╭──

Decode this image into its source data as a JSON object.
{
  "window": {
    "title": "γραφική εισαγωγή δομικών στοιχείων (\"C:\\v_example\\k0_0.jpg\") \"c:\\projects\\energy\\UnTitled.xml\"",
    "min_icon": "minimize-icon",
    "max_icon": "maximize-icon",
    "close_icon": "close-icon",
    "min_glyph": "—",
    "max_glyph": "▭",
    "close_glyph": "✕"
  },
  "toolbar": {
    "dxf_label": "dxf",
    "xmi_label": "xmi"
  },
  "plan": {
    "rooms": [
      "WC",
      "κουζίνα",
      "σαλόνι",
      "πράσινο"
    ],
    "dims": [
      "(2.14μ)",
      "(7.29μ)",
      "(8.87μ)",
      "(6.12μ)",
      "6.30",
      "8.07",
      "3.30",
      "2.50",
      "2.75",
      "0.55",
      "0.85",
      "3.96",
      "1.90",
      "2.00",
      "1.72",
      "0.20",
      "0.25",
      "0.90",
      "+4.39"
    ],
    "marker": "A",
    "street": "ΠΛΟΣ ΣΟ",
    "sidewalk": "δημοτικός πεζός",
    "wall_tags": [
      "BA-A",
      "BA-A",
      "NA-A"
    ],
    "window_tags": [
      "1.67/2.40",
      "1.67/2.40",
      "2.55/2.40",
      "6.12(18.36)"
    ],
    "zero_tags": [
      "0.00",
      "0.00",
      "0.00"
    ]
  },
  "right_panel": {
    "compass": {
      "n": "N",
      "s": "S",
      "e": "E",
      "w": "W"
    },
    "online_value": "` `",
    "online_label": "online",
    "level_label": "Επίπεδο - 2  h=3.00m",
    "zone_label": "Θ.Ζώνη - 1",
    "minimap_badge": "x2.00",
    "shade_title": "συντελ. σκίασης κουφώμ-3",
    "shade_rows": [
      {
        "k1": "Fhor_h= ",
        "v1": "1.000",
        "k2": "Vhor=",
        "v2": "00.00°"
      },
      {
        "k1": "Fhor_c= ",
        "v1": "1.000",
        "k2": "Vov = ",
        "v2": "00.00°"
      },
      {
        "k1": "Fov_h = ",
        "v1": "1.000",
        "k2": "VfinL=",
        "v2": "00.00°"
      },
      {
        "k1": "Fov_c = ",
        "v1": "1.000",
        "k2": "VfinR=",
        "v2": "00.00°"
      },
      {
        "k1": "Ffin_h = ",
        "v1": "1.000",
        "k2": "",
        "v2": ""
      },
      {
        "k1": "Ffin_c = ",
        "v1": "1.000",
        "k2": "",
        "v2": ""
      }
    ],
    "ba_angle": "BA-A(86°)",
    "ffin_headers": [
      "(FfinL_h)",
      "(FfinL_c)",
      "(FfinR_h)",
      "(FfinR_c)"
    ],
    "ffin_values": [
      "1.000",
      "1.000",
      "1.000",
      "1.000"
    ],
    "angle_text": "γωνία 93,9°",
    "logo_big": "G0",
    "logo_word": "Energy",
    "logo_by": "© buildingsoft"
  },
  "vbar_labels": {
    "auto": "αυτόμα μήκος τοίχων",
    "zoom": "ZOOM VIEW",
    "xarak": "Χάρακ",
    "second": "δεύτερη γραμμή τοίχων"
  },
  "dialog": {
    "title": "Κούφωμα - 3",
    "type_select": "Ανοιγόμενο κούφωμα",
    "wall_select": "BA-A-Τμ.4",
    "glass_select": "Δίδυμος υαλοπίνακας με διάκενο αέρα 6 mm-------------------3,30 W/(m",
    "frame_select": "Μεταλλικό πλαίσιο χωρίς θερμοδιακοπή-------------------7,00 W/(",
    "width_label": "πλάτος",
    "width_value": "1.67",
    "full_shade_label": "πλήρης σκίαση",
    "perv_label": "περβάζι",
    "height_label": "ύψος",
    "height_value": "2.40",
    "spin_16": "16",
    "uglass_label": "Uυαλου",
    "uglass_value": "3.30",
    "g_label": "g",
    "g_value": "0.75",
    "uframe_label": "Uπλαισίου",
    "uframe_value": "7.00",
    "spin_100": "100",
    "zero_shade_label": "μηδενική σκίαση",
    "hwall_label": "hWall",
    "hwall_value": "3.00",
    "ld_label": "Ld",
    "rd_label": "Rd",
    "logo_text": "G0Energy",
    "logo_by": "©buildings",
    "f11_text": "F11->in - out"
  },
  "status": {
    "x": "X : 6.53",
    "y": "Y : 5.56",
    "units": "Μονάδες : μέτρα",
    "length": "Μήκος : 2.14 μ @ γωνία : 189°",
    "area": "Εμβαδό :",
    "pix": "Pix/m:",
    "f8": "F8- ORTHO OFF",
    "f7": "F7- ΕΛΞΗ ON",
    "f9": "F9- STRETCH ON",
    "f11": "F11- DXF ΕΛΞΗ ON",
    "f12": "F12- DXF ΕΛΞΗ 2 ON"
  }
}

╰──

Output each entry precisely as given.

Answer below.
Decode this image into its source data as a JSON object.
{
  "window": {
    "title": "γραφική εισαγωγή δομικών στοιχείων (\"C:\\v_example\\k0_0.jpg\") \"c:\\projects\\energy\\UnTitled.xml\"",
    "min_icon": "minimize-icon",
    "max_icon": "maximize-icon",
    "close_icon": "close-icon",
    "min_glyph": "—",
    "max_glyph": "▭",
    "close_glyph": "✕"
  },
  "toolbar": {
    "dxf_label": "dxf",
    "xmi_label": "xmi"
  },
  "plan": {
    "rooms": [
      "WC",
      "κουζίνα",
      "σαλόνι",
      "πράσινο"
    ],
    "dims": [
      "(2.14μ)",
      "(7.29μ)",
      "(8.87μ)",
      "(6.12μ)",
      "6.30",
      "8.07",
      "3.30",
      "2.50",
      "2.75",
      "0.55",
      "0.85",
      "3.96",
      "1.90",
      "2.00",
      "1.72",
      "0.20",
      "0.25",
      "0.90",
      "+4.39"
    ],
    "marker": "A",
    "street": "ΠΛΟΣ ΣΟ",
    "sidewalk": "δημοτικός πεζός",
    "wall_tags": [
      "BA-A",
      "BA-A",
      "NA-A"
    ],
    "window_tags": [
      "1.67/2.40",
      "1.67/2.40",
      "2.55/2.40",
      "6.12(18.36)"
    ],
    "zero_tags": [
      "0.00",
      "0.00",
      "0.00"
    ]
  },
  "right_panel": {
    "compass": {
      "n": "N",
      "s": "S",
      "e": "E",
      "w": "W"
    },
    "online_value": "` `",
    "online_label": "online",
    "level_label": "Επίπεδο - 2  h=3.00m",
    "zone_label": "Θ.Ζώνη - 1",
    "minimap_badge": "x2.00",
    "shade_title": "συντελ. σκίασης κουφώμ-3",
    "shade_rows": [
      {
        "k1": "Fhor_h= ",
        "v1": "1.000",
        "k2": "Vhor=",
        "v2": "00.00°"
      },
      {
        "k1": "Fhor_c= ",
        "v1": "1.000",
        "k2": "Vov = ",
        "v2": "00.00°"
      },
      {
        "k1": "Fov_h = ",
        "v1": "1.000",
        "k2": "VfinL=",
        "v2": "00.00°"
      },
      {
        "k1": "Fov_c = ",
        "v1": "1.000",
        "k2": "VfinR=",
        "v2": "00.00°"
      },
      {
        "k1": "Ffin_h = ",
        "v1": "1.000",
        "k2": "",
        "v2": ""
      },
      {
        "k1": "Ffin_c = ",
        "v1": "1.000",
        "k2": "",
        "v2": ""
      }
    ],
    "ba_angle": "BA-A(86°)",
    "ffin_headers": [
      "(FfinL_h)",
      "(FfinL_c)",
      "(FfinR_h)",
      "(FfinR_c)"
    ],
    "ffin_values": [
      "1.000",
      "1.000",
      "1.000",
      "1.000"
    ],
    "angle_text": "γωνία 93,9°",
    "logo_big": "G0",
    "logo_word": "Energy",
    "logo_by": "© buildingsoft"
  },
  "vbar_labels": {
    "auto": "αυτόμα μήκος τοίχων",
    "zoom": "ZOOM VIEW",
    "xarak": "Χάρακ",
    "second": "δεύτερη γραμμή τοίχων"
  },
  "dialog": {
    "title": "Κούφωμα - 3",
    "type_select": "Ανοιγόμενο κούφωμα",
    "wall_select": "BA-A-Τμ.4",
    "glass_select": "Δίδυμος υαλοπίνακας με διάκενο αέρα 6 mm-------------------3,30 W/(m",
    "frame_select": "Μεταλλικό πλαίσιο χωρίς θερμοδιακοπή-------------------7,00 W/(",
    "width_label": "πλάτος",
    "width_value": "1.67",
    "full_shade_label": "πλήρης σκίαση",
    "perv_label": "περβάζι",
    "height_label": "ύψος",
    "height_value": "2.40",
    "spin_16": "16",
    "uglass_label": "Uυαλου",
    "uglass_value": "3.30",
    "g_label": "g",
    "g_value": "0.75",
    "uframe_label": "Uπλαισίου",
    "uframe_value": "7.00",
    "spin_100": "100",
    "zero_shade_label": "μηδενική σκίαση",
    "hwall_label": "hWall",
    "hwall_value": "3.00",
    "ld_label": "Ld",
    "rd_label": "Rd",
    "logo_text": "G0Energy",
    "logo_by": "©buildings",
    "f11_text": "F11->in - out"
  },
  "status": {
    "x": "X : 6.53",
    "y": "Y : 5.56",
    "units": "Μονάδες : μέτρα",
    "length": "Μήκος : 2.14 μ @ γωνία : 189°",
    "area": "Εμβαδό :",
    "pix": "Pix/m:",
    "f8": "F8- ORTHO OFF",
    "f7": "F7- ΕΛΞΗ ON",
    "f9": "F9- STRETCH ON",
    "f11": "F11- DXF ΕΛΞΗ ON",
    "f12": "F12- DXF ΕΛΞΗ 2 ON"
  }
}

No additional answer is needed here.